» Required work:
Print out every line, exactly as written.
** START Available records **
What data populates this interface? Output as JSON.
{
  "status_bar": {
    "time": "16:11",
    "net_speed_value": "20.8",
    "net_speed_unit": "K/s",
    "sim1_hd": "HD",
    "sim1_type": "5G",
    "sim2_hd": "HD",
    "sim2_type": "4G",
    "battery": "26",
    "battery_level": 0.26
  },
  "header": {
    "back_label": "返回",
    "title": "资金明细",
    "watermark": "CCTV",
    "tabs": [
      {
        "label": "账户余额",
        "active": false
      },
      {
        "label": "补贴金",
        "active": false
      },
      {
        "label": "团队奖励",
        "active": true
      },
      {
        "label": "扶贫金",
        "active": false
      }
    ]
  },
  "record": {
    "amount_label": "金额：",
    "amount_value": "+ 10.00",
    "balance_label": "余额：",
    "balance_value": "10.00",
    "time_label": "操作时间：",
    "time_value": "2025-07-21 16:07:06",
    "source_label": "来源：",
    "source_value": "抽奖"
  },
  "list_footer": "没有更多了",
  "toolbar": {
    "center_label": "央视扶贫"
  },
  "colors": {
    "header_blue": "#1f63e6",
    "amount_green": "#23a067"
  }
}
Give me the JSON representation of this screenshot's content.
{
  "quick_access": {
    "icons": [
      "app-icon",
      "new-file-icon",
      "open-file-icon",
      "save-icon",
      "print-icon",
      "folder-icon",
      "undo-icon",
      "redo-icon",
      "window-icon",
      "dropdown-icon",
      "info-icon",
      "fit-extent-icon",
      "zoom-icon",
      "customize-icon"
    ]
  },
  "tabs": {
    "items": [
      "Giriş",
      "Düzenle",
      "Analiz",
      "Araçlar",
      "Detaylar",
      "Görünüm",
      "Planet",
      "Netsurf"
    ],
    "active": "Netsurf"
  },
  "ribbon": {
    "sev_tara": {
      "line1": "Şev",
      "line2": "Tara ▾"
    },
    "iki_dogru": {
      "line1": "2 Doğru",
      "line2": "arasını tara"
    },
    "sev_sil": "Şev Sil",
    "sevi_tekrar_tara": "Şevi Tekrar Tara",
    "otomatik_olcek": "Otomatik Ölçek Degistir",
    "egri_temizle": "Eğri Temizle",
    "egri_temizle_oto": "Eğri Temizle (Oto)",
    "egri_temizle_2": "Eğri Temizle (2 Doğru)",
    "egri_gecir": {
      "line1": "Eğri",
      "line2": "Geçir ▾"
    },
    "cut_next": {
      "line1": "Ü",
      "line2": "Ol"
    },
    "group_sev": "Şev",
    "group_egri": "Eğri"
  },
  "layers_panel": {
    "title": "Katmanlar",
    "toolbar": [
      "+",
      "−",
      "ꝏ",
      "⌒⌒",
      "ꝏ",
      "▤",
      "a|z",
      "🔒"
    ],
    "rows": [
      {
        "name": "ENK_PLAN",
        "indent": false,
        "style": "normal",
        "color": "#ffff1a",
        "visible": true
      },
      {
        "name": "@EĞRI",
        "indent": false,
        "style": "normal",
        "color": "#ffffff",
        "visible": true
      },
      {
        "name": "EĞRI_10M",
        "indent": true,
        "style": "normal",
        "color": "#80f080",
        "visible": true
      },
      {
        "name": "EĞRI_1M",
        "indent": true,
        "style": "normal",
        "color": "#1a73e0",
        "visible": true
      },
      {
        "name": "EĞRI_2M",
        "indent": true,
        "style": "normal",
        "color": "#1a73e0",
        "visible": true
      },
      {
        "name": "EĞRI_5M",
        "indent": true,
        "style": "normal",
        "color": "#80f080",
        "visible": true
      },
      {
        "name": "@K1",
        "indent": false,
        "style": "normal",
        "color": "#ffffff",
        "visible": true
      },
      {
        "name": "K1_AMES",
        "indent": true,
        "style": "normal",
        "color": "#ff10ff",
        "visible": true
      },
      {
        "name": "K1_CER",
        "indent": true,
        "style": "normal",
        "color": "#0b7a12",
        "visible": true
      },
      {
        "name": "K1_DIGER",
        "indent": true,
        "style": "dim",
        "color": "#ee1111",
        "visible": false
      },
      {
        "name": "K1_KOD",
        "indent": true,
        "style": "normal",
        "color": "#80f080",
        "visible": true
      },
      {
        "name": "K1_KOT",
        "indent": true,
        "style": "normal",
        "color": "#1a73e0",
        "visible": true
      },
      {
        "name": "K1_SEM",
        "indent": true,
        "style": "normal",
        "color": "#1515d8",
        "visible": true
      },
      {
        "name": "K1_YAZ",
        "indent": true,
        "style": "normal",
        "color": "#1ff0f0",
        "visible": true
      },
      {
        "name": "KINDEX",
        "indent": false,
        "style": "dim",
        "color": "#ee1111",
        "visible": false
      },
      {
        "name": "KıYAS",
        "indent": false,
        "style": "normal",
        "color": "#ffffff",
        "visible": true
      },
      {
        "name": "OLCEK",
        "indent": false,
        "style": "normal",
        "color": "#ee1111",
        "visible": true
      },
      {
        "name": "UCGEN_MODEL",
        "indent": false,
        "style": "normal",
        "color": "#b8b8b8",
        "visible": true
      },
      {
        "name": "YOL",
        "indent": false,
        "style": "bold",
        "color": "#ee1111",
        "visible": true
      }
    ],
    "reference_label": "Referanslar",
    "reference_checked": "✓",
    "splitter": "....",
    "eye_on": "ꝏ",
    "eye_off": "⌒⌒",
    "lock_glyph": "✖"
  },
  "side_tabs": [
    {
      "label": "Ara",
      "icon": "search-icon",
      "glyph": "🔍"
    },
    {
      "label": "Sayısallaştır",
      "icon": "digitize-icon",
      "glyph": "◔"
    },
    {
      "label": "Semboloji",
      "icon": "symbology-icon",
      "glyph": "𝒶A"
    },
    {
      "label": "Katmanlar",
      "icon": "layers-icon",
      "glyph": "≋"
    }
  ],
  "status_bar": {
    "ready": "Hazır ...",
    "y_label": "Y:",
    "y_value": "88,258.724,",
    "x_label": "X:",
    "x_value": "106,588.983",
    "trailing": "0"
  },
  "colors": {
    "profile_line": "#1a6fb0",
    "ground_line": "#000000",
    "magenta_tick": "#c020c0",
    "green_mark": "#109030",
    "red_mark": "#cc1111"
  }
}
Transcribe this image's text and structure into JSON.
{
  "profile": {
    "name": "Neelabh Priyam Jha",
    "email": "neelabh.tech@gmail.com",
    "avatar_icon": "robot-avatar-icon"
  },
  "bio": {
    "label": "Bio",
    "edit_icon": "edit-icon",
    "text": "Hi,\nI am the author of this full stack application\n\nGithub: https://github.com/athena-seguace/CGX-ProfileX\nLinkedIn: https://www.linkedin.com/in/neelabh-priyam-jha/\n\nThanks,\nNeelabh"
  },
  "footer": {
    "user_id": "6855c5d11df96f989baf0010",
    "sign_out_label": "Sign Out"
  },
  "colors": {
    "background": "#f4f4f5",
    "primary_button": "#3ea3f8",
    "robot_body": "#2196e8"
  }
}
** END Available records **
» Response for this exercise:
What data populates this interface? Output as JSON.
{
  "status_bar": {
    "time": "16:11",
    "net_speed_value": "20.8",
    "net_speed_unit": "K/s",
    "sim1_hd": "HD",
    "sim1_type": "5G",
    "sim2_hd": "HD",
    "sim2_type": "4G",
    "battery": "26",
    "battery_level": 0.26
  },
  "header": {
    "back_label": "返回",
    "title": "资金明细",
    "watermark": "CCTV",
    "tabs": [
      {
        "label": "账户余额",
        "active": false
      },
      {
        "label": "补贴金",
        "active": false
      },
      {
        "label": "团队奖励",
        "active": true
      },
      {
        "label": "扶贫金",
        "active": false
      }
    ]
  },
  "record": {
    "amount_label": "金额：",
    "amount_value": "+ 10.00",
    "balance_label": "余额：",
    "balance_value": "10.00",
    "time_label": "操作时间：",
    "time_value": "2025-07-21 16:07:06",
    "source_label": "来源：",
    "source_value": "抽奖"
  },
  "list_footer": "没有更多了",
  "toolbar": {
    "center_label": "央视扶贫"
  },
  "colors": {
    "header_blue": "#1f63e6",
    "amount_green": "#23a067"
  }
}
Give me the JSON representation of this screenshot's content.
{
  "quick_access": {
    "icons": [
      "app-icon",
      "new-file-icon",
      "open-file-icon",
      "save-icon",
      "print-icon",
      "folder-icon",
      "undo-icon",
      "redo-icon",
      "window-icon",
      "dropdown-icon",
      "info-icon",
      "fit-extent-icon",
      "zoom-icon",
      "customize-icon"
    ]
  },
  "tabs": {
    "items": [
      "Giriş",
      "Düzenle",
      "Analiz",
      "Araçlar",
      "Detaylar",
      "Görünüm",
      "Planet",
      "Netsurf"
    ],
    "active": "Netsurf"
  },
  "ribbon": {
    "sev_tara": {
      "line1": "Şev",
      "line2": "Tara ▾"
    },
    "iki_dogru": {
      "line1": "2 Doğru",
      "line2": "arasını tara"
    },
    "sev_sil": "Şev Sil",
    "sevi_tekrar_tara": "Şevi Tekrar Tara",
    "otomatik_olcek": "Otomatik Ölçek Degistir",
    "egri_temizle": "Eğri Temizle",
    "egri_temizle_oto": "Eğri Temizle (Oto)",
    "egri_temizle_2": "Eğri Temizle (2 Doğru)",
    "egri_gecir": {
      "line1": "Eğri",
      "line2": "Geçir ▾"
    },
    "cut_next": {
      "line1": "Ü",
      "line2": "Ol"
    },
    "group_sev": "Şev",
    "group_egri": "Eğri"
  },
  "layers_panel": {
    "title": "Katmanlar",
    "toolbar": [
      "+",
      "−",
      "ꝏ",
      "⌒⌒",
      "ꝏ",
      "▤",
      "a|z",
      "🔒"
    ],
    "rows": [
      {
        "name": "ENK_PLAN",
        "indent": false,
        "style": "normal",
        "color": "#ffff1a",
        "visible": true
      },
      {
        "name": "@EĞRI",
        "indent": false,
        "style": "normal",
        "color": "#ffffff",
        "visible": true
      },
      {
        "name": "EĞRI_10M",
        "indent": true,
        "style": "normal",
        "color": "#80f080",
        "visible": true
      },
      {
        "name": "EĞRI_1M",
        "indent": true,
        "style": "normal",
        "color": "#1a73e0",
        "visible": true
      },
      {
        "name": "EĞRI_2M",
        "indent": true,
        "style": "normal",
        "color": "#1a73e0",
        "visible": true
      },
      {
        "name": "EĞRI_5M",
        "indent": true,
        "style": "normal",
        "color": "#80f080",
        "visible": true
      },
      {
        "name": "@K1",
        "indent": false,
        "style": "normal",
        "color": "#ffffff",
        "visible": true
      },
      {
        "name": "K1_AMES",
        "indent": true,
        "style": "normal",
        "color": "#ff10ff",
        "visible": true
      },
      {
        "name": "K1_CER",
        "indent": true,
        "style": "normal",
        "color": "#0b7a12",
        "visible": true
      },
      {
        "name": "K1_DIGER",
        "indent": true,
        "style": "dim",
        "color": "#ee1111",
        "visible": false
      },
      {
        "name": "K1_KOD",
        "indent": true,
        "style": "normal",
        "color": "#80f080",
        "visible": true
      },
      {
        "name": "K1_KOT",
        "indent": true,
        "style": "normal",
        "color": "#1a73e0",
        "visible": true
      },
      {
        "name": "K1_SEM",
        "indent": true,
        "style": "normal",
        "color": "#1515d8",
        "visible": true
      },
      {
        "name": "K1_YAZ",
        "indent": true,
        "style": "normal",
        "color": "#1ff0f0",
        "visible": true
      },
      {
        "name": "KINDEX",
        "indent": false,
        "style": "dim",
        "color": "#ee1111",
        "visible": false
      },
      {
        "name": "KıYAS",
        "indent": false,
        "style": "normal",
        "color": "#ffffff",
        "visible": true
      },
      {
        "name": "OLCEK",
        "indent": false,
        "style": "normal",
        "color": "#ee1111",
        "visible": true
      },
      {
        "name": "UCGEN_MODEL",
        "indent": false,
        "style": "normal",
        "color": "#b8b8b8",
        "visible": true
      },
      {
        "name": "YOL",
        "indent": false,
        "style": "bold",
        "color": "#ee1111",
        "visible": true
      }
    ],
    "reference_label": "Referanslar",
    "reference_checked": "✓",
    "splitter": "....",
    "eye_on": "ꝏ",
    "eye_off": "⌒⌒",
    "lock_glyph": "✖"
  },
  "side_tabs": [
    {
      "label": "Ara",
      "icon": "search-icon",
      "glyph": "🔍"
    },
    {
      "label": "Sayısallaştır",
      "icon": "digitize-icon",
      "glyph": "◔"
    },
    {
      "label": "Semboloji",
      "icon": "symbology-icon",
      "glyph": "𝒶A"
    },
    {
      "label": "Katmanlar",
      "icon": "layers-icon",
      "glyph": "≋"
    }
  ],
  "status_bar": {
    "ready": "Hazır ...",
    "y_label": "Y:",
    "y_value": "88,258.724,",
    "x_label": "X:",
    "x_value": "106,588.983",
    "trailing": "0"
  },
  "colors": {
    "profile_line": "#1a6fb0",
    "ground_line": "#000000",
    "magenta_tick": "#c020c0",
    "green_mark": "#109030",
    "red_mark": "#cc1111"
  }
}
Transcribe this image's text and structure into JSON.
{
  "profile": {
    "name": "Neelabh Priyam Jha",
    "email": "neelabh.tech@gmail.com",
    "avatar_icon": "robot-avatar-icon"
  },
  "bio": {
    "label": "Bio",
    "edit_icon": "edit-icon",
    "text": "Hi,\nI am the author of this full stack application\n\nGithub: https://github.com/athena-seguace/CGX-ProfileX\nLinkedIn: https://www.linkedin.com/in/neelabh-priyam-jha/\n\nThanks,\nNeelabh"
  },
  "footer": {
    "user_id": "6855c5d11df96f989baf0010",
    "sign_out_label": "Sign Out"
  },
  "colors": {
    "background": "#f4f4f5",
    "primary_button": "#3ea3f8",
    "robot_body": "#2196e8"
  }
}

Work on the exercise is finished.